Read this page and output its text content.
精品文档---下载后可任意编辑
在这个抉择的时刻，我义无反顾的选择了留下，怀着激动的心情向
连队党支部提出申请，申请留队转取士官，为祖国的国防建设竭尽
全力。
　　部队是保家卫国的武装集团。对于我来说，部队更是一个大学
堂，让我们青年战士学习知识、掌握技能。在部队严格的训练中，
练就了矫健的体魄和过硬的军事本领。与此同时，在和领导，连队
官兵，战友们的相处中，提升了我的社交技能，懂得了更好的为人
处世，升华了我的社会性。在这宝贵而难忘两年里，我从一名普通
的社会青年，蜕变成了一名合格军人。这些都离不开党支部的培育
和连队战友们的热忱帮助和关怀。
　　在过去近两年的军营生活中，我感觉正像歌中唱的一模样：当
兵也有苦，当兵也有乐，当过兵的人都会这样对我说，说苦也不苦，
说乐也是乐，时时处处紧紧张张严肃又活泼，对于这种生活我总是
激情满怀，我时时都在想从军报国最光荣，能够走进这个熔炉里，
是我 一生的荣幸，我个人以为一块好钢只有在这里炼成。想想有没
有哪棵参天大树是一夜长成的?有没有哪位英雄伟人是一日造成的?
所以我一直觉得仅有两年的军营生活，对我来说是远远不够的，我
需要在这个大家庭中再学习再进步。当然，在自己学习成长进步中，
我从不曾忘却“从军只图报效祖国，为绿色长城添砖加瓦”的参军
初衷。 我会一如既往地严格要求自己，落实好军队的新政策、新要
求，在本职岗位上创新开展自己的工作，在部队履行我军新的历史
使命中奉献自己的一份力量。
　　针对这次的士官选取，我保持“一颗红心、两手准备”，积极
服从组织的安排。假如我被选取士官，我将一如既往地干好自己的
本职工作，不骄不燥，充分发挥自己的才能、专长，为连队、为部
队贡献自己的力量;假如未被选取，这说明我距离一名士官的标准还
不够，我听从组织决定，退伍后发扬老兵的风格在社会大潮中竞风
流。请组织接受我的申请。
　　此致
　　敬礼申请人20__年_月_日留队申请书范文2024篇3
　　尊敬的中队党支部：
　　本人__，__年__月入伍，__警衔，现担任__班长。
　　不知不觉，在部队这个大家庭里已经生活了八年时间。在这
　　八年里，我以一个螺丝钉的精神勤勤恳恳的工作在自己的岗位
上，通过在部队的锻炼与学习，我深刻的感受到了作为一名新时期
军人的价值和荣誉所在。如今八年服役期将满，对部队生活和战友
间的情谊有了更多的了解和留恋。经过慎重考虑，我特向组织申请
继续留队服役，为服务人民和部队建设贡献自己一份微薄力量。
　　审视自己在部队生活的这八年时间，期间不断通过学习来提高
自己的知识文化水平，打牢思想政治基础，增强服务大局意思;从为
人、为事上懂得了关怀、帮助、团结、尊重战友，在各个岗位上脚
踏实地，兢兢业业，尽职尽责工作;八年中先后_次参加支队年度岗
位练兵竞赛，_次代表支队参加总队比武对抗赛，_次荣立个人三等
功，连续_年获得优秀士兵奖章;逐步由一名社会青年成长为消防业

> **EXERCISE**: Write out the full listing, keeping every line exactly as it is.

> **THE RESPONSE**:
Read this page and output its text content.
精品文档---下载后可任意编辑
在这个抉择的时刻，我义无反顾的选择了留下，怀着激动的心情向
连队党支部提出申请，申请留队转取士官，为祖国的国防建设竭尽
全力。
　　部队是保家卫国的武装集团。对于我来说，部队更是一个大学
堂，让我们青年战士学习知识、掌握技能。在部队严格的训练中，
练就了矫健的体魄和过硬的军事本领。与此同时，在和领导，连队
官兵，战友们的相处中，提升了我的社交技能，懂得了更好的为人
处世，升华了我的社会性。在这宝贵而难忘两年里，我从一名普通
的社会青年，蜕变成了一名合格军人。这些都离不开党支部的培育
和连队战友们的热忱帮助和关怀。
　　在过去近两年的军营生活中，我感觉正像歌中唱的一模样：当
兵也有苦，当兵也有乐，当过兵的人都会这样对我说，说苦也不苦，
说乐也是乐，时时处处紧紧张张严肃又活泼，对于这种生活我总是
激情满怀，我时时都在想从军报国最光荣，能够走进这个熔炉里，
是我 一生的荣幸，我个人以为一块好钢只有在这里炼成。想想有没
有哪棵参天大树是一夜长成的?有没有哪位英雄伟人是一日造成的?
所以我一直觉得仅有两年的军营生活，对我来说是远远不够的，我
需要在这个大家庭中再学习再进步。当然，在自己学习成长进步中，
我从不曾忘却“从军只图报效祖国，为绿色长城添砖加瓦”的参军
初衷。 我会一如既往地严格要求自己，落实好军队的新政策、新要
求，在本职岗位上创新开展自己的工作，在部队履行我军新的历史
使命中奉献自己的一份力量。
　　针对这次的士官选取，我保持“一颗红心、两手准备”，积极
服从组织的安排。假如我被选取士官，我将一如既往地干好自己的
本职工作，不骄不燥，充分发挥自己的才能、专长，为连队、为部
队贡献自己的力量;假如未被选取，这说明我距离一名士官的标准还
不够，我听从组织决定，退伍后发扬老兵的风格在社会大潮中竞风
流。请组织接受我的申请。
　　此致
　　敬礼申请人20__年_月_日留队申请书范文2024篇3
　　尊敬的中队党支部：
　　本人__，__年__月入伍，__警衔，现担任__班长。
　　不知不觉，在部队这个大家庭里已经生活了八年时间。在这
　　八年里，我以一个螺丝钉的精神勤勤恳恳的工作在自己的岗位
上，通过在部队的锻炼与学习，我深刻的感受到了作为一名新时期
军人的价值和荣誉所在。如今八年服役期将满，对部队生活和战友
间的情谊有了更多的了解和留恋。经过慎重考虑，我特向组织申请
继续留队服役，为服务人民和部队建设贡献自己一份微薄力量。
　　审视自己在部队生活的这八年时间，期间不断通过学习来提高
自己的知识文化水平，打牢思想政治基础，增强服务大局意思;从为
人、为事上懂得了关怀、帮助、团结、尊重战友，在各个岗位上脚
踏实地，兢兢业业，尽职尽责工作;八年中先后_次参加支队年度岗
位练兵竞赛，_次代表支队参加总队比武对抗赛，_次荣立个人三等
功，连续_年获得优秀士兵奖章;逐步由一名社会青年成长为消防业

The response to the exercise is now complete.